Page excerpt ->
Jenni Romaniuk: Yeah, well, it’s not just my data. When it first came out, when Andrew Ehrenberg did his first work on this, it won an award from the Market Research Society for the research that told us the most about how advertising works, which was funny because there’s nothing about advertising in the research! It’s actually about just documenting if you look at the profiles of competing brands, they hardly differ. And yeah, this speaks to a whole range of different areas where we assume that, you know, by virtue of your gender, your age, your income bracket, things like that, there are all these differences in your brand buying. But actually, when we look at competing brands and do a proper apples-with-apples comparison, you just don’t see that much variation. And even importantly, when you do see some variation, It’s usually not a good thing for the brand. So when a brand, for example, skews to be more female than male, the question isn’t, “Why did it get more females?” The question is, “Why aren’t more males buying it? Why is that so different from every other brand in the category that maybe has 50/50 of females than males?” And so when you take that perspective, it leads you to have a look at differences between competing brands from a very different point of view. It’s no longer a mark of success, but more a problem to be solved.
Adrian Tennant: So, do we currently worry too much about segmentation?
Jenni Romaniuk: Yes. There’s a whole series of rationales that underpin my, “Yes,” there – many more than we can go through in a single podcast. But it is about understanding that, brands compete for a reason and trying to do things that mitigate that competition, that distance you from other brands in the category just doesn’t seem to work.
Adrian Tennant: Well, the third empirical law is that a brand’s main competitors are almost always the biggest in the category. Have you ever seen exceptions to the rule?
Jenni Romaniuk: I mean, there are what we call exceptions that are partitions, which are when brands share more with other brands than they should for their size and they’ll separate those out from saying, you know, “How does the duplication of purchase law not hold?” Well, that we don’t see. The only time it breaks down a bit is when you put things that are obviously not in the same market and then you notice that there is an oddity either in a submarket breaking off to be its own market or just one brand that just acts really weirdly with everything else. So that, to a certain extent, makes the duplication of purchase analysis a good way of understanding what belongs in your category and what doesn’t in the behavior of consumers. But yeah, they’re called partitions. I think it’s a useful analogy because if you think of an office, you can have walls that really separate you so that you can’t see what’s going on. Or you can have a partition where it separates you a bit, but you can still stand up and see over into someone else’s cubicle. And that’s what partitions in the data are like. They show when brands share slightly more than they should with each other, but they still even despite that partition, compete normally in the wider market as well.
Adrian Tennant: Two key factors that contribute to brand growth are mental and physical availability. Jenni, can you explain briefly what these are and how they work together?

Written problem 1 ->
According to the interview excerpt, what term is used for brands that share more buyers with each other than they should for their size?

Information supplied ->
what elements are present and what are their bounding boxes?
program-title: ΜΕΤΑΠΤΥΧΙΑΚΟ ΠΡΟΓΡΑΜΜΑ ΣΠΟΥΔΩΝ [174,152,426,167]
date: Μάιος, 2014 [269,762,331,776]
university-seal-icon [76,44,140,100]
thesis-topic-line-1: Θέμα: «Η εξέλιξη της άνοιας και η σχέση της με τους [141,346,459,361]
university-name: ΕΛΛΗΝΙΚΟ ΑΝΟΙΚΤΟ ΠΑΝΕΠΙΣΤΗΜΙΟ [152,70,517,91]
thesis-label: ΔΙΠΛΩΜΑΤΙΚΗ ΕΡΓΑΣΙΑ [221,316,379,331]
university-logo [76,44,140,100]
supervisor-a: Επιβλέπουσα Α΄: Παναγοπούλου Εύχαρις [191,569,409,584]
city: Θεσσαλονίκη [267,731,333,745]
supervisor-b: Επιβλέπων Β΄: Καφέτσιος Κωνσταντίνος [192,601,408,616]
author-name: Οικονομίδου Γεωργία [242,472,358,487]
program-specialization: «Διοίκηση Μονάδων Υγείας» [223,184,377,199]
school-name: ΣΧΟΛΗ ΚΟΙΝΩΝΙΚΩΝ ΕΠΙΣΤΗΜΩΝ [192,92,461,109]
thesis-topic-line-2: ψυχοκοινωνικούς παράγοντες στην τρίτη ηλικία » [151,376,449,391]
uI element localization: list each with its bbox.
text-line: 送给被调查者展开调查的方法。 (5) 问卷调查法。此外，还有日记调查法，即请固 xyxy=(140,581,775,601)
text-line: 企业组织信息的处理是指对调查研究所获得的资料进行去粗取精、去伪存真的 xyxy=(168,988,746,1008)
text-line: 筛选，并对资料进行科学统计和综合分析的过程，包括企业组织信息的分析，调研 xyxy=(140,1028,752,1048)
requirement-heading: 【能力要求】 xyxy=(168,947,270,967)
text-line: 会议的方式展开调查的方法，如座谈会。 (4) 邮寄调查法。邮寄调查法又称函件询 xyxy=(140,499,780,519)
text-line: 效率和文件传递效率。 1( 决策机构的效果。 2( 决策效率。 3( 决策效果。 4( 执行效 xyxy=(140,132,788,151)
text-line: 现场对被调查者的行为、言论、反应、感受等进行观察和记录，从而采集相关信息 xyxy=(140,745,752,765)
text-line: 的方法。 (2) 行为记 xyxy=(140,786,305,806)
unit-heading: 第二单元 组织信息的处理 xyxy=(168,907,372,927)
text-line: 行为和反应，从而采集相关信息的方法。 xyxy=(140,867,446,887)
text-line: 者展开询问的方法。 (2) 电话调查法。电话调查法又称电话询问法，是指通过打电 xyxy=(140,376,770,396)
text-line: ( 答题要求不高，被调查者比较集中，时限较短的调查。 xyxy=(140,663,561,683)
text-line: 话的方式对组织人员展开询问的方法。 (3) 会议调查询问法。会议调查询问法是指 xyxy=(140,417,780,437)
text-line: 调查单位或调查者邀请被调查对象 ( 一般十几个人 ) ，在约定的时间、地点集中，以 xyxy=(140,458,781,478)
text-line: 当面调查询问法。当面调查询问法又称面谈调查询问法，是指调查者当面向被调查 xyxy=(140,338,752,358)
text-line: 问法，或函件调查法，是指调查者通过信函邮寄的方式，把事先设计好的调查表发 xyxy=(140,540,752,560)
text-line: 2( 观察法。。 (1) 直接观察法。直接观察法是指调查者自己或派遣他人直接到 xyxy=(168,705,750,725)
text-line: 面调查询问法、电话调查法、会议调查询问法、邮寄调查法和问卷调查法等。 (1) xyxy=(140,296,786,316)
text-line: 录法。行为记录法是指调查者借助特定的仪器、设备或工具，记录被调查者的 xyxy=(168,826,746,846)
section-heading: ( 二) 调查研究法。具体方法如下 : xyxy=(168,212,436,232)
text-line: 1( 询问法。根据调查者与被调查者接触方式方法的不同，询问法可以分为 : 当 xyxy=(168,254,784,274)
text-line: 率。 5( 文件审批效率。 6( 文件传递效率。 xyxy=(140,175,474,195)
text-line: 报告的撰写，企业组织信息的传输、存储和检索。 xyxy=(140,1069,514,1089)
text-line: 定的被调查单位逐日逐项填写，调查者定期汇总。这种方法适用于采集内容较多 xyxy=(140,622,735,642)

Written problem 2 ->
Copy the listing word for word, from its very first line through the line containing "text-line: 的方法。 (2)", with both ends included.

Complete answer 1 ->
They are called partitions.

Complete answer 2 ->
what elements are present and what are their bounding boxes?
program-title: ΜΕΤΑΠΤΥΧΙΑΚΟ ΠΡΟΓΡΑΜΜΑ ΣΠΟΥΔΩΝ [174,152,426,167]
date: Μάιος, 2014 [269,762,331,776]
university-seal-icon [76,44,140,100]
thesis-topic-line-1: Θέμα: «Η εξέλιξη της άνοιας και η σχέση της με τους [141,346,459,361]
university-name: ΕΛΛΗΝΙΚΟ ΑΝΟΙΚΤΟ ΠΑΝΕΠΙΣΤΗΜΙΟ [152,70,517,91]
thesis-label: ΔΙΠΛΩΜΑΤΙΚΗ ΕΡΓΑΣΙΑ [221,316,379,331]
university-logo [76,44,140,100]
supervisor-a: Επιβλέπουσα Α΄: Παναγοπούλου Εύχαρις [191,569,409,584]
city: Θεσσαλονίκη [267,731,333,745]
supervisor-b: Επιβλέπων Β΄: Καφέτσιος Κωνσταντίνος [192,601,408,616]
author-name: Οικονομίδου Γεωργία [242,472,358,487]
program-specialization: «Διοίκηση Μονάδων Υγείας» [223,184,377,199]
school-name: ΣΧΟΛΗ ΚΟΙΝΩΝΙΚΩΝ ΕΠΙΣΤΗΜΩΝ [192,92,461,109]
thesis-topic-line-2: ψυχοκοινωνικούς παράγοντες στην τρίτη ηλικία » [151,376,449,391]
uI element localization: list each with its bbox.
text-line: 送给被调查者展开调查的方法。 (5) 问卷调查法。此外，还有日记调查法，即请固 xyxy=(140,581,775,601)
text-line: 企业组织信息的处理是指对调查研究所获得的资料进行去粗取精、去伪存真的 xyxy=(168,988,746,1008)
text-line: 筛选，并对资料进行科学统计和综合分析的过程，包括企业组织信息的分析，调研 xyxy=(140,1028,752,1048)
requirement-heading: 【能力要求】 xyxy=(168,947,270,967)
text-line: 会议的方式展开调查的方法，如座谈会。 (4) 邮寄调查法。邮寄调查法又称函件询 xyxy=(140,499,780,519)
text-line: 效率和文件传递效率。 1( 决策机构的效果。 2( 决策效率。 3( 决策效果。 4( 执行效 xyxy=(140,132,788,151)
text-line: 现场对被调查者的行为、言论、反应、感受等进行观察和记录，从而采集相关信息 xyxy=(140,745,752,765)
text-line: 的方法。 (2) 行为记 xyxy=(140,786,305,806)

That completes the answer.